- _Written problem_: Reproduce all records verbatim.

- _Information given_:
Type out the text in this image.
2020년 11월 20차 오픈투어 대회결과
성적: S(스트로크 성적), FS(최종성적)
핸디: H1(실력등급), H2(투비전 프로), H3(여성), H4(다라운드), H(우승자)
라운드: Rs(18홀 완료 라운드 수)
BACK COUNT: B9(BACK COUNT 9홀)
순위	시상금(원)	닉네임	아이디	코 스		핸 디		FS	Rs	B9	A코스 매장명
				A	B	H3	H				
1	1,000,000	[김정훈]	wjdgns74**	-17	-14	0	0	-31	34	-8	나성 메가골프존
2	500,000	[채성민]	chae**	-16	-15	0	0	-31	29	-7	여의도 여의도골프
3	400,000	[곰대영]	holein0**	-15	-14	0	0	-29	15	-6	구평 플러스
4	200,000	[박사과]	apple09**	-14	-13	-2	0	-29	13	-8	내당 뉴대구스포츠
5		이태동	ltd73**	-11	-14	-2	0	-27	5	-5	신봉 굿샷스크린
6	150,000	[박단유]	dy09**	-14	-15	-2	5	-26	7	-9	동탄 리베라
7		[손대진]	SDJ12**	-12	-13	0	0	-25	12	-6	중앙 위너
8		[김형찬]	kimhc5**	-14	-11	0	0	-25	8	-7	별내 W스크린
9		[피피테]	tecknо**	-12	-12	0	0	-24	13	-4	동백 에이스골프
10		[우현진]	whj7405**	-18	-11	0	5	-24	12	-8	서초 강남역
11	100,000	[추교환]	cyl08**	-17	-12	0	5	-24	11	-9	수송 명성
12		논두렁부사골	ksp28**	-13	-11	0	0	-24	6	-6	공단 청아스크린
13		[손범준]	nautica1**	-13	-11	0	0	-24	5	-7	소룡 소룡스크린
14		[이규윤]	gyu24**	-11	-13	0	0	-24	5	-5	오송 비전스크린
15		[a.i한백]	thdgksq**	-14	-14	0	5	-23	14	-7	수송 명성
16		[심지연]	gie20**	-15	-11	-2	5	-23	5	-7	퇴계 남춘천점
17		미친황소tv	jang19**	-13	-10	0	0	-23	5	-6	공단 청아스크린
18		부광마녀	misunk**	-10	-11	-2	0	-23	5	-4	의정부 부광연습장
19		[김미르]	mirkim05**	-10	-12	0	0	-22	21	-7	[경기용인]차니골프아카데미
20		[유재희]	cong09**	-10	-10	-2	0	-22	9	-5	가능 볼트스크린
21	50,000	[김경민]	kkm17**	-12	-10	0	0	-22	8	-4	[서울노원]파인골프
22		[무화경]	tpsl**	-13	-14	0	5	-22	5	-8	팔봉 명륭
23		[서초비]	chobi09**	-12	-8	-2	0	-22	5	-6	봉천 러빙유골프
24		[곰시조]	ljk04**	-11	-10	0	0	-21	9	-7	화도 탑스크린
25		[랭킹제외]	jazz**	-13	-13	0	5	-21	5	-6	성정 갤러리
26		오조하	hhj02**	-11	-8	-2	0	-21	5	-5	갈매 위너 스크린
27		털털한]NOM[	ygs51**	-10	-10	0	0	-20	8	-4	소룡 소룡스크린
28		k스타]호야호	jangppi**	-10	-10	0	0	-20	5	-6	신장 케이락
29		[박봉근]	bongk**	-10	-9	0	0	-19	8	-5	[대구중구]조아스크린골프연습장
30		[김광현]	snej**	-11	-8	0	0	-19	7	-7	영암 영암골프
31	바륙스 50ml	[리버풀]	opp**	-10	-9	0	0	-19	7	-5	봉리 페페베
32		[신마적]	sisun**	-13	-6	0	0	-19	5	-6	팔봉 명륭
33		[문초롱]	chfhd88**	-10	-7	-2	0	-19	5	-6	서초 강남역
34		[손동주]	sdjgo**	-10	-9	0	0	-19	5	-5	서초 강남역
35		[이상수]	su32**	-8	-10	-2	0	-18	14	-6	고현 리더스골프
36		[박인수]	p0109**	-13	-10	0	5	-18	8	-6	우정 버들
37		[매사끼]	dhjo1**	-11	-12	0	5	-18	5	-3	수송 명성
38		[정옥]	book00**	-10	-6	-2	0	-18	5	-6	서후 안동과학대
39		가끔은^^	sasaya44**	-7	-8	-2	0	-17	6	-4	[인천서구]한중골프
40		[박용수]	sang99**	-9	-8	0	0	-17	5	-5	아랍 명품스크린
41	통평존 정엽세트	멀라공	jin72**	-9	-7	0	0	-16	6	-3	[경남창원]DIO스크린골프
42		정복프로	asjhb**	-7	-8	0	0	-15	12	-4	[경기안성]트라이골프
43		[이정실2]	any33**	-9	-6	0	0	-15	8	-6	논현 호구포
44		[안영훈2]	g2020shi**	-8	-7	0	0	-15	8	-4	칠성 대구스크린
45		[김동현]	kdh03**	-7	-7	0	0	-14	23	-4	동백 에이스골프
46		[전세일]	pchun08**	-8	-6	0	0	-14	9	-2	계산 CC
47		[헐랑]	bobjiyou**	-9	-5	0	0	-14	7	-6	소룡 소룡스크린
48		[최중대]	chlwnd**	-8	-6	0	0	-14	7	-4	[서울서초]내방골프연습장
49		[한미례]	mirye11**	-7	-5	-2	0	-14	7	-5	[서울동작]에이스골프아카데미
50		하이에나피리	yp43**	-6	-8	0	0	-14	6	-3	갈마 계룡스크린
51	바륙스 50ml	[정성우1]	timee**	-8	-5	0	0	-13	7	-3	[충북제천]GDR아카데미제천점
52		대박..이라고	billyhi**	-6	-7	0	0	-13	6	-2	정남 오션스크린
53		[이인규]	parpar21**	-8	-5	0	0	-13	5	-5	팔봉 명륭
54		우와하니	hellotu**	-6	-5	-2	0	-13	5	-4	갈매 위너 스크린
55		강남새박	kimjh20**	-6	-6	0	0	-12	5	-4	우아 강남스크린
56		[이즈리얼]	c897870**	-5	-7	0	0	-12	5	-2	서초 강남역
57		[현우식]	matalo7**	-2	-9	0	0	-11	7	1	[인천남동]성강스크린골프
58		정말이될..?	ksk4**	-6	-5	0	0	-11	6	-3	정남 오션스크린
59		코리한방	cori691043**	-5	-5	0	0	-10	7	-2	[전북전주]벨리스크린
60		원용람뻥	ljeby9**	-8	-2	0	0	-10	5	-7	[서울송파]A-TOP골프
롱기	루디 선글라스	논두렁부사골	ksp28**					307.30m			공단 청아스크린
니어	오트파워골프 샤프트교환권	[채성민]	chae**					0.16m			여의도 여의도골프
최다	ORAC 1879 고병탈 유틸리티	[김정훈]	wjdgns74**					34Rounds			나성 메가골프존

- _Exercise output_:
Type out the text in this image.
2020년 11월 20차 오픈투어 대회결과
성적: S(스트로크 성적), FS(최종성적)
핸디: H1(실력등급), H2(투비전 프로), H3(여성), H4(다라운드), H(우승자)
라운드: Rs(18홀 완료 라운드 수)
BACK COUNT: B9(BACK COUNT 9홀)
순위	시상금(원)	닉네임	아이디	코 스		핸 디		FS	Rs	B9	A코스 매장명
				A	B	H3	H				
1	1,000,000	[김정훈]	wjdgns74**	-17	-14	0	0	-31	34	-8	나성 메가골프존
2	500,000	[채성민]	chae**	-16	-15	0	0	-31	29	-7	여의도 여의도골프
3	400,000	[곰대영]	holein0**	-15	-14	0	0	-29	15	-6	구평 플러스
4	200,000	[박사과]	apple09**	-14	-13	-2	0	-29	13	-8	내당 뉴대구스포츠
5		이태동	ltd73**	-11	-14	-2	0	-27	5	-5	신봉 굿샷스크린
6	150,000	[박단유]	dy09**	-14	-15	-2	5	-26	7	-9	동탄 리베라
7		[손대진]	SDJ12**	-12	-13	0	0	-25	12	-6	중앙 위너
8		[김형찬]	kimhc5**	-14	-11	0	0	-25	8	-7	별내 W스크린
9		[피피테]	tecknо**	-12	-12	0	0	-24	13	-4	동백 에이스골프
10		[우현진]	whj7405**	-18	-11	0	5	-24	12	-8	서초 강남역
11	100,000	[추교환]	cyl08**	-17	-12	0	5	-24	11	-9	수송 명성
12		논두렁부사골	ksp28**	-13	-11	0	0	-24	6	-6	공단 청아스크린
13		[손범준]	nautica1**	-13	-11	0	0	-24	5	-7	소룡 소룡스크린
14		[이규윤]	gyu24**	-11	-13	0	0	-24	5	-5	오송 비전스크린
15		[a.i한백]	thdgksq**	-14	-14	0	5	-23	14	-7	수송 명성
16		[심지연]	gie20**	-15	-11	-2	5	-23	5	-7	퇴계 남춘천점
17		미친황소tv	jang19**	-13	-10	0	0	-23	5	-6	공단 청아스크린
18		부광마녀	misunk**	-10	-11	-2	0	-23	5	-4	의정부 부광연습장
19		[김미르]	mirkim05**	-10	-12	0	0	-22	21	-7	[경기용인]차니골프아카데미
20		[유재희]	cong09**	-10	-10	-2	0	-22	9	-5	가능 볼트스크린
21	50,000	[김경민]	kkm17**	-12	-10	0	0	-22	8	-4	[서울노원]파인골프
22		[무화경]	tpsl**	-13	-14	0	5	-22	5	-8	팔봉 명륭
23		[서초비]	chobi09**	-12	-8	-2	0	-22	5	-6	봉천 러빙유골프
24		[곰시조]	ljk04**	-11	-10	0	0	-21	9	-7	화도 탑스크린
25		[랭킹제외]	jazz**	-13	-13	0	5	-21	5	-6	성정 갤러리
26		오조하	hhj02**	-11	-8	-2	0	-21	5	-5	갈매 위너 스크린
27		털털한]NOM[	ygs51**	-10	-10	0	0	-20	8	-4	소룡 소룡스크린
28		k스타]호야호	jangppi**	-10	-10	0	0	-20	5	-6	신장 케이락
29		[박봉근]	bongk**	-10	-9	0	0	-19	8	-5	[대구중구]조아스크린골프연습장
30		[김광현]	snej**	-11	-8	0	0	-19	7	-7	영암 영암골프
31	바륙스 50ml	[리버풀]	opp**	-10	-9	0	0	-19	7	-5	봉리 페페베
32		[신마적]	sisun**	-13	-6	0	0	-19	5	-6	팔봉 명륭
33		[문초롱]	chfhd88**	-10	-7	-2	0	-19	5	-6	서초 강남역
34		[손동주]	sdjgo**	-10	-9	0	0	-19	5	-5	서초 강남역
35		[이상수]	su32**	-8	-10	-2	0	-18	14	-6	고현 리더스골프
36		[박인수]	p0109**	-13	-10	0	5	-18	8	-6	우정 버들
37		[매사끼]	dhjo1**	-11	-12	0	5	-18	5	-3	수송 명성
38		[정옥]	book00**	-10	-6	-2	0	-18	5	-6	서후 안동과학대
39		가끔은^^	sasaya44**	-7	-8	-2	0	-17	6	-4	[인천서구]한중골프
40		[박용수]	sang99**	-9	-8	0	0	-17	5	-5	아랍 명품스크린
41	통평존 정엽세트	멀라공	jin72**	-9	-7	0	0	-16	6	-3	[경남창원]DIO스크린골프
42		정복프로	asjhb**	-7	-8	0	0	-15	12	-4	[경기안성]트라이골프
43		[이정실2]	any33**	-9	-6	0	0	-15	8	-6	논현 호구포
44		[안영훈2]	g2020shi**	-8	-7	0	0	-15	8	-4	칠성 대구스크린
45		[김동현]	kdh03**	-7	-7	0	0	-14	23	-4	동백 에이스골프
46		[전세일]	pchun08**	-8	-6	0	0	-14	9	-2	계산 CC
47		[헐랑]	bobjiyou**	-9	-5	0	0	-14	7	-6	소룡 소룡스크린
48		[최중대]	chlwnd**	-8	-6	0	0	-14	7	-4	[서울서초]내방골프연습장
49		[한미례]	mirye11**	-7	-5	-2	0	-14	7	-5	[서울동작]에이스골프아카데미
50		하이에나피리	yp43**	-6	-8	0	0	-14	6	-3	갈마 계룡스크린
51	바륙스 50ml	[정성우1]	timee**	-8	-5	0	0	-13	7	-3	[충북제천]GDR아카데미제천점
52		대박..이라고	billyhi**	-6	-7	0	0	-13	6	-2	정남 오션스크린
53		[이인규]	parpar21**	-8	-5	0	0	-13	5	-5	팔봉 명륭
54		우와하니	hellotu**	-6	-5	-2	0	-13	5	-4	갈매 위너 스크린
55		강남새박	kimjh20**	-6	-6	0	0	-12	5	-4	우아 강남스크린
56		[이즈리얼]	c897870**	-5	-7	0	0	-12	5	-2	서초 강남역
57		[현우식]	matalo7**	-2	-9	0	0	-11	7	1	[인천남동]성강스크린골프
58		정말이될..?	ksk4**	-6	-5	0	0	-11	6	-3	정남 오션스크린
59		코리한방	cori691043**	-5	-5	0	0	-10	7	-2	[전북전주]벨리스크린
60		원용람뻥	ljeby9**	-8	-2	0	0	-10	5	-7	[서울송파]A-TOP골프
롱기	루디 선글라스	논두렁부사골	ksp28**					307.30m			공단 청아스크린
니어	오트파워골프 샤프트교환권	[채성민]	chae**					0.16m			여의도 여의도골프
최다	ORAC 1879 고병탈 유틸리티	[김정훈]	wjdgns74**					34Rounds			나성 메가골프존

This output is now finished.